Goal of the exercise: Return the records, each one exactly as written.

Figure record listings:
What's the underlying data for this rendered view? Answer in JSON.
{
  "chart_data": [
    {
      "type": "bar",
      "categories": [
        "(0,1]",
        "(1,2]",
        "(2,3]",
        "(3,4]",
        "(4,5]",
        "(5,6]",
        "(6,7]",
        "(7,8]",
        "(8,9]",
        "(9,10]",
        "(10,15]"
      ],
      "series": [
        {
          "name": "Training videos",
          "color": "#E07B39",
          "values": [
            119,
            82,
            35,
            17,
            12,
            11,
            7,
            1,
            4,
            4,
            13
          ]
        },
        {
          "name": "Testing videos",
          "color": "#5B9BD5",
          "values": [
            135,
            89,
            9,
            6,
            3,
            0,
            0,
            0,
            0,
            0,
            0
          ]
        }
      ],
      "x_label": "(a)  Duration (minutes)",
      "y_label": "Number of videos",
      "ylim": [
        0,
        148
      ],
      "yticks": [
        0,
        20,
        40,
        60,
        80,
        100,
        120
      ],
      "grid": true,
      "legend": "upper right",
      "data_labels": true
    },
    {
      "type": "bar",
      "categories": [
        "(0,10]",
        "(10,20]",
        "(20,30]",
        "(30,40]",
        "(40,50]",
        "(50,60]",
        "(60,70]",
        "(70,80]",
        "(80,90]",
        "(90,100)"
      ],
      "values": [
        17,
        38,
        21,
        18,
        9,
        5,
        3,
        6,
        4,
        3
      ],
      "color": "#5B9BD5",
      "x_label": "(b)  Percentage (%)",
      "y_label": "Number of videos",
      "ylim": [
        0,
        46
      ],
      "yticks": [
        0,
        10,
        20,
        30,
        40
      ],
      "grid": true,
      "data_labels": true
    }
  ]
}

Answer for this exercise:
What's the underlying data for this rendered view? Answer in JSON.
{
  "chart_data": [
    {
      "type": "bar",
      "categories": [
        "(0,1]",
        "(1,2]",
        "(2,3]",
        "(3,4]",
        "(4,5]",
        "(5,6]",
        "(6,7]",
        "(7,8]",
        "(8,9]",
        "(9,10]",
        "(10,15]"
      ],
      "series": [
        {
          "name": "Training videos",
          "color": "#E07B39",
          "values": [
            119,
            82,
            35,
            17,
            12,
            11,
            7,
            1,
            4,
            4,
            13
          ]
        },
        {
          "name": "Testing videos",
          "color": "#5B9BD5",
          "values": [
            135,
            89,
            9,
            6,
            3,
            0,
            0,
            0,
            0,
            0,
            0
          ]
        }
      ],
      "x_label": "(a)  Duration (minutes)",
      "y_label": "Number of videos",
      "ylim": [
        0,
        148
      ],
      "yticks": [
        0,
        20,
        40,
        60,
        80,
        100,
        120
      ],
      "grid": true,
      "legend": "upper right",
      "data_labels": true
    },
    {
      "type": "bar",
      "categories": [
        "(0,10]",
        "(10,20]",
        "(20,30]",
        "(30,40]",
        "(40,50]",
        "(50,60]",
        "(60,70]",
        "(70,80]",
        "(80,90]",
        "(90,100)"
      ],
      "values": [
        17,
        38,
        21,
        18,
        9,
        5,
        3,
        6,
        4,
        3
      ],
      "color": "#5B9BD5",
      "x_label": "(b)  Percentage (%)",
      "y_label": "Number of videos",
      "ylim": [
        0,
        46
      ],
      "yticks": [
        0,
        10,
        20,
        30,
        40
      ],
      "grid": true,
      "data_labels": true
    }
  ]
}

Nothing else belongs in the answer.